Stated exercise:
Return the full listing exactly as it is written.

Input data:
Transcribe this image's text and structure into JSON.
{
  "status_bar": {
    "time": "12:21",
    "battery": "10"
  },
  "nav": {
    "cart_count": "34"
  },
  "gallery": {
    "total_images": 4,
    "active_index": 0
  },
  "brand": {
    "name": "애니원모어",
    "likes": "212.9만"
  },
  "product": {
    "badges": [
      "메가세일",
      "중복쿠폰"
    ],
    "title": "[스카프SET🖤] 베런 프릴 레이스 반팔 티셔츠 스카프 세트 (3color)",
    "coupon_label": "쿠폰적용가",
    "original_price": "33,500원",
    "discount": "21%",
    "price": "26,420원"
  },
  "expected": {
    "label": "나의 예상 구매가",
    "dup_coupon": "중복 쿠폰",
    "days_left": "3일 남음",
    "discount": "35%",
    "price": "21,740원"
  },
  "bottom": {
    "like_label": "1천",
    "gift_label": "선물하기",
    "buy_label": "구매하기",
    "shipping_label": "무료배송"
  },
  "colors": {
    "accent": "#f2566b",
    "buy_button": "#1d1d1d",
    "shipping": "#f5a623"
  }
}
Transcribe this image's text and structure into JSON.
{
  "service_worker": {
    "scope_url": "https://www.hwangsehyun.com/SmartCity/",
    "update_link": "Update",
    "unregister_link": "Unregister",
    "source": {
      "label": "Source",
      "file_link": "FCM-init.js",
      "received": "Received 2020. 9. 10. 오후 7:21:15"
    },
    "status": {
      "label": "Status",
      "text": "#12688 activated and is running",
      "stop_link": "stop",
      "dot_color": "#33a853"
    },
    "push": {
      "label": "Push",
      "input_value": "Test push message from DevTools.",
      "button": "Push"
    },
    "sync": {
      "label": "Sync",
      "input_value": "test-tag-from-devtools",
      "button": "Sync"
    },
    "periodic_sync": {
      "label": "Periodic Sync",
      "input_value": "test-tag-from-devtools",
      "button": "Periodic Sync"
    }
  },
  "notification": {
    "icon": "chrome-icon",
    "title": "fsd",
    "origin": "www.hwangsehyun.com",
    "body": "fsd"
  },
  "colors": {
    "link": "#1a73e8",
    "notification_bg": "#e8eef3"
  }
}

Task response:
Transcribe this image's text and structure into JSON.
{
  "status_bar": {
    "time": "12:21",
    "battery": "10"
  },
  "nav": {
    "cart_count": "34"
  },
  "gallery": {
    "total_images": 4,
    "active_index": 0
  },
  "brand": {
    "name": "애니원모어",
    "likes": "212.9만"
  },
  "product": {
    "badges": [
      "메가세일",
      "중복쿠폰"
    ],
    "title": "[스카프SET🖤] 베런 프릴 레이스 반팔 티셔츠 스카프 세트 (3color)",
    "coupon_label": "쿠폰적용가",
    "original_price": "33,500원",
    "discount": "21%",
    "price": "26,420원"
  },
  "expected": {
    "label": "나의 예상 구매가",
    "dup_coupon": "중복 쿠폰",
    "days_left": "3일 남음",
    "discount": "35%",
    "price": "21,740원"
  },
  "bottom": {
    "like_label": "1천",
    "gift_label": "선물하기",
    "buy_label": "구매하기",
    "shipping_label": "무료배송"
  },
  "colors": {
    "accent": "#f2566b",
    "buy_button": "#1d1d1d",
    "shipping": "#f5a623"
  }
}
Transcribe this image's text and structure into JSON.
{
  "service_worker": {
    "scope_url": "https://www.hwangsehyun.com/SmartCity/",
    "update_link": "Update",
    "unregister_link": "Unregister",
    "source": {
      "label": "Source",
      "file_link": "FCM-init.js",
      "received": "Received 2020. 9. 10. 오후 7:21:15"
    },
    "status": {
      "label": "Status",
      "text": "#12688 activated and is running",
      "stop_link": "stop",
      "dot_color": "#33a853"
    },
    "push": {
      "label": "Push",
      "input_value": "Test push message from DevTools.",
      "button": "Push"
    },
    "sync": {
      "label": "Sync",
      "input_value": "test-tag-from-devtools",
      "button": "Sync"
    },
    "periodic_sync": {
      "label": "Periodic Sync",
      "input_value": "test-tag-from-devtools",
      "button": "Periodic Sync"
    }
  },
  "notification": {
    "icon": "chrome-icon",
    "title": "fsd",
    "origin": "www.hwangsehyun.com",
    "body": "fsd"
  },
  "colors": {
    "link": "#1a73e8",
    "notification_bg": "#e8eef3"
  }
}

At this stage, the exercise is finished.